• **Exercise goal**
Print out the entries below with no edits.

START Listing

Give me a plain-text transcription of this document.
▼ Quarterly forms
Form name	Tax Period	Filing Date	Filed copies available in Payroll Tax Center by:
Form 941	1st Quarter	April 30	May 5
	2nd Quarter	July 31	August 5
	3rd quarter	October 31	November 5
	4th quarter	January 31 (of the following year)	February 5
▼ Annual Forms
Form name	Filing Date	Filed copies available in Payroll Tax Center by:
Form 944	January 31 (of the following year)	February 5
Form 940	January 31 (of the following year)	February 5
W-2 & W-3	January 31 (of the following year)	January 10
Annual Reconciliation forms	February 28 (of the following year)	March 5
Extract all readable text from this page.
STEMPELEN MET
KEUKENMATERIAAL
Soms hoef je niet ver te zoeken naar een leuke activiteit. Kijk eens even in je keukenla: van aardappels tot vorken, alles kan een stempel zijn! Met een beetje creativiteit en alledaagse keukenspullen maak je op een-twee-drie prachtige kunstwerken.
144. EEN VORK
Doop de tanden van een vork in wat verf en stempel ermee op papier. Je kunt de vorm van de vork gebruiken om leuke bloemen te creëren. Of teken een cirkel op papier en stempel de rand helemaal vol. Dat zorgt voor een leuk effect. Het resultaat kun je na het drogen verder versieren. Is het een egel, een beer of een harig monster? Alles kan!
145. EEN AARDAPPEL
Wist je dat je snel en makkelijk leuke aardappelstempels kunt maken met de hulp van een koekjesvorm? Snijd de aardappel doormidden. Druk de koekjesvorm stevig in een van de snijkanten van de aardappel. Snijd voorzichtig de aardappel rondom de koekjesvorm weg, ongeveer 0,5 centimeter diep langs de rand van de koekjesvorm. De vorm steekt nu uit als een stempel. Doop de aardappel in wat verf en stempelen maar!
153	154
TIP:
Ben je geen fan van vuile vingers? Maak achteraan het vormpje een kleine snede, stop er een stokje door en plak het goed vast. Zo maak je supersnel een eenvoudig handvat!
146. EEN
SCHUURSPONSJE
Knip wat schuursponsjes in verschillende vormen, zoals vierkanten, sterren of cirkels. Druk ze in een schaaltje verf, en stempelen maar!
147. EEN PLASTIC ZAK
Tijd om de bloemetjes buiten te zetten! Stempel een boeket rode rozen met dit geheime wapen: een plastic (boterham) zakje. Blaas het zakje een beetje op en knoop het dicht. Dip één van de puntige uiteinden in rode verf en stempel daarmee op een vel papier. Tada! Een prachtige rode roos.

END Listing

• **Written solution**
Give me a plain-text transcription of this document.
▼ Quarterly forms
Form name	Tax Period	Filing Date	Filed copies available in Payroll Tax Center by:
Form 941	1st Quarter	April 30	May 5
	2nd Quarter	July 31	August 5
	3rd quarter	October 31	November 5
	4th quarter	January 31 (of the following year)	February 5
▼ Annual Forms
Form name	Filing Date	Filed copies available in Payroll Tax Center by:
Form 944	January 31 (of the following year)	February 5
Form 940	January 31 (of the following year)	February 5
W-2 & W-3	January 31 (of the following year)	January 10
Annual Reconciliation forms	February 28 (of the following year)	March 5
Extract all readable text from this page.
STEMPELEN MET
KEUKENMATERIAAL
Soms hoef je niet ver te zoeken naar een leuke activiteit. Kijk eens even in je keukenla: van aardappels tot vorken, alles kan een stempel zijn! Met een beetje creativiteit en alledaagse keukenspullen maak je op een-twee-drie prachtige kunstwerken.
144. EEN VORK
Doop de tanden van een vork in wat verf en stempel ermee op papier. Je kunt de vorm van de vork gebruiken om leuke bloemen te creëren. Of teken een cirkel op papier en stempel de rand helemaal vol. Dat zorgt voor een leuk effect. Het resultaat kun je na het drogen verder versieren. Is het een egel, een beer of een harig monster? Alles kan!
145. EEN AARDAPPEL
Wist je dat je snel en makkelijk leuke aardappelstempels kunt maken met de hulp van een koekjesvorm? Snijd de aardappel doormidden. Druk de koekjesvorm stevig in een van de snijkanten van de aardappel. Snijd voorzichtig de aardappel rondom de koekjesvorm weg, ongeveer 0,5 centimeter diep langs de rand van de koekjesvorm. De vorm steekt nu uit als een stempel. Doop de aardappel in wat verf en stempelen maar!
153	154
TIP:
Ben je geen fan van vuile vingers? Maak achteraan het vormpje een kleine snede, stop er een stokje door en plak het goed vast. Zo maak je supersnel een eenvoudig handvat!
146. EEN
SCHUURSPONSJE
Knip wat schuursponsjes in verschillende vormen, zoals vierkanten, sterren of cirkels. Druk ze in een schaaltje verf, en stempelen maar!
147. EEN PLASTIC ZAK
Tijd om de bloemetjes buiten te zetten! Stempel een boeket rode rozen met dit geheime wapen: een plastic (boterham) zakje. Blaas het zakje een beetje op en knoop het dicht. Dip één van de puntige uiteinden in rode verf en stempel daarmee op een vel papier. Tada! Een prachtige rode roos.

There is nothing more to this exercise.